▶ _TASK DESCRIPTION_
Lines that include the string "heading" are the ones to copy from the entries below.

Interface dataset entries
────────
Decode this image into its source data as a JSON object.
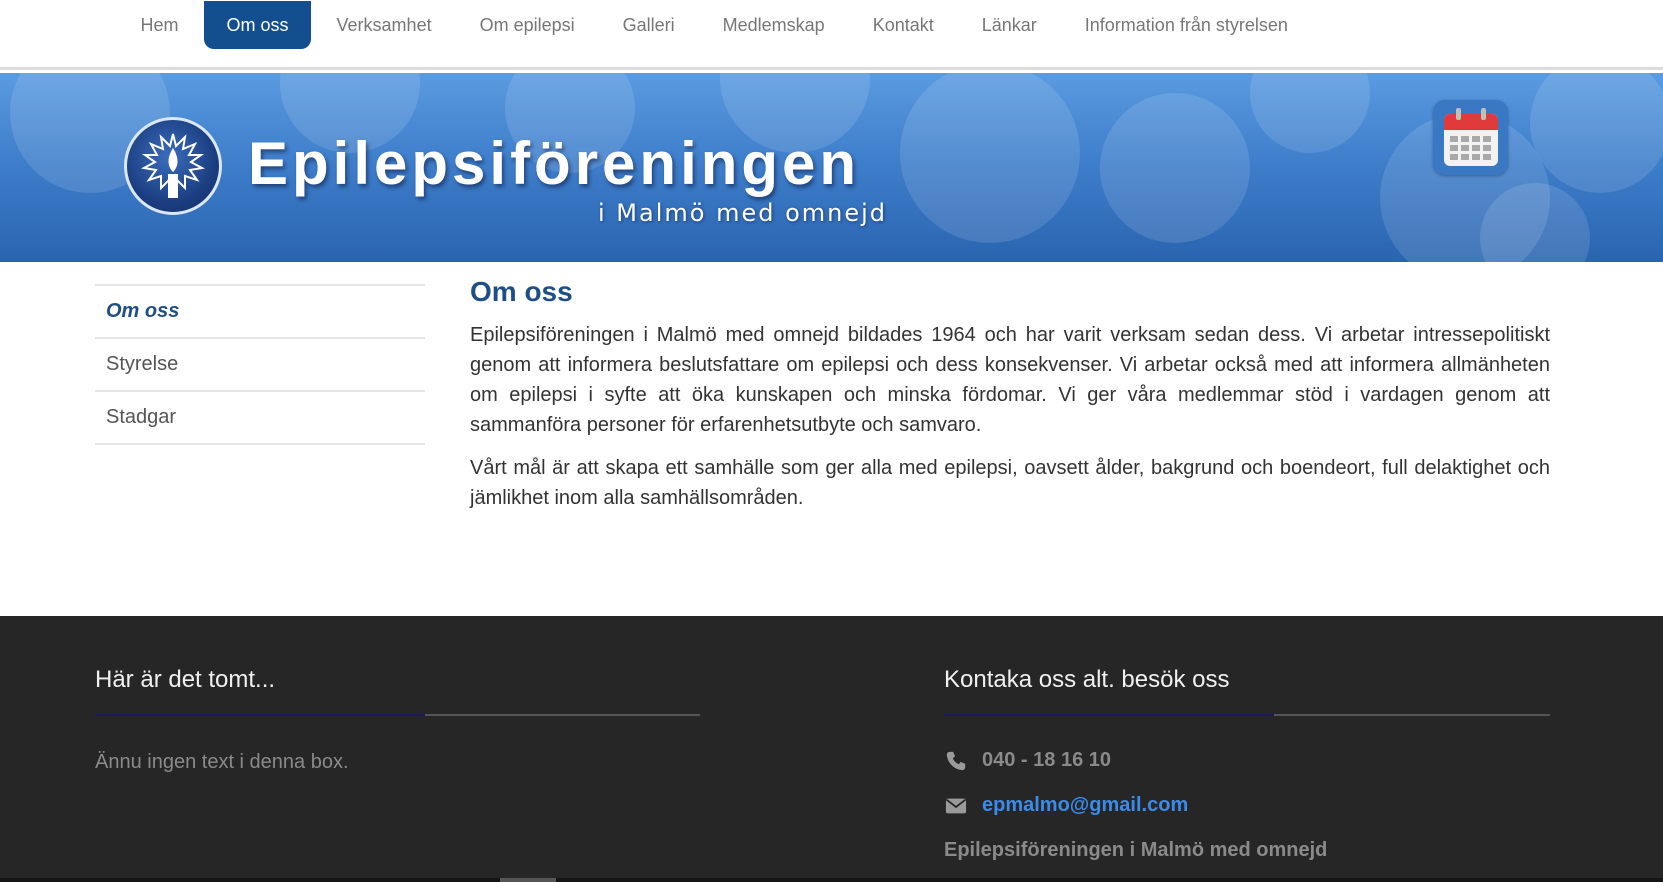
{
  "nav": {
    "items": [
      {
        "label": "Hem",
        "active": false
      },
      {
        "label": "Om oss",
        "active": true
      },
      {
        "label": "Verksamhet",
        "active": false
      },
      {
        "label": "Om epilepsi",
        "active": false
      },
      {
        "label": "Galleri",
        "active": false
      },
      {
        "label": "Medlemskap",
        "active": false
      },
      {
        "label": "Kontakt",
        "active": false
      },
      {
        "label": "Länkar",
        "active": false
      },
      {
        "label": "Information från styrelsen",
        "active": false
      }
    ]
  },
  "banner": {
    "title": "Epilepsiföreningen",
    "subtitle": "i Malmö med omnejd",
    "calendar_icon": "calendar-icon",
    "logo_icon": "candle-emblem-icon"
  },
  "sidebar": {
    "items": [
      {
        "label": "Om oss",
        "active": true
      },
      {
        "label": "Styrelse",
        "active": false
      },
      {
        "label": "Stadgar",
        "active": false
      }
    ]
  },
  "main": {
    "heading": "Om oss",
    "paragraphs": [
      "Epilepsiföreningen i Malmö med omnejd bildades 1964 och har varit verksam sedan dess. Vi arbetar intressepolitiskt genom att informera beslutsfattare om epilepsi och dess konsekvenser. Vi arbetar också med att informera allmänheten om epilepsi i syfte att öka kunskapen och minska fördomar. Vi ger våra medlemmar stöd i vardagen genom att sammanföra personer för erfarenhetsutbyte och samvaro.",
      "Vårt mål är att skapa ett samhälle som ger alla med epilepsi, oavsett ålder, bakgrund och boendeort, full delaktighet och jämlikhet inom alla samhällsområden."
    ]
  },
  "footer": {
    "left": {
      "heading": "Här är det tomt...",
      "text": "Ännu ingen text i denna box."
    },
    "right": {
      "heading": "Kontaka oss alt. besök oss",
      "phone": "040 - 18 16 10",
      "email": "epmalmo@gmail.com",
      "org": "Epilepsiföreningen i Malmö med omnejd",
      "phone_icon": "phone-icon",
      "email_icon": "envelope-icon"
    }
  },
  "colors": {
    "nav_active": "#134f8f",
    "heading": "#1f4e86",
    "footer_bg": "#262626",
    "link": "#3b8be8"
  }
}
────────
▶ _RESPONSE TO THE TASK_
    "heading": "Om oss",
      "heading": "Här är det tomt...",
      "heading": "Kontaka oss alt. besök oss",
    "heading": "#1f4e86",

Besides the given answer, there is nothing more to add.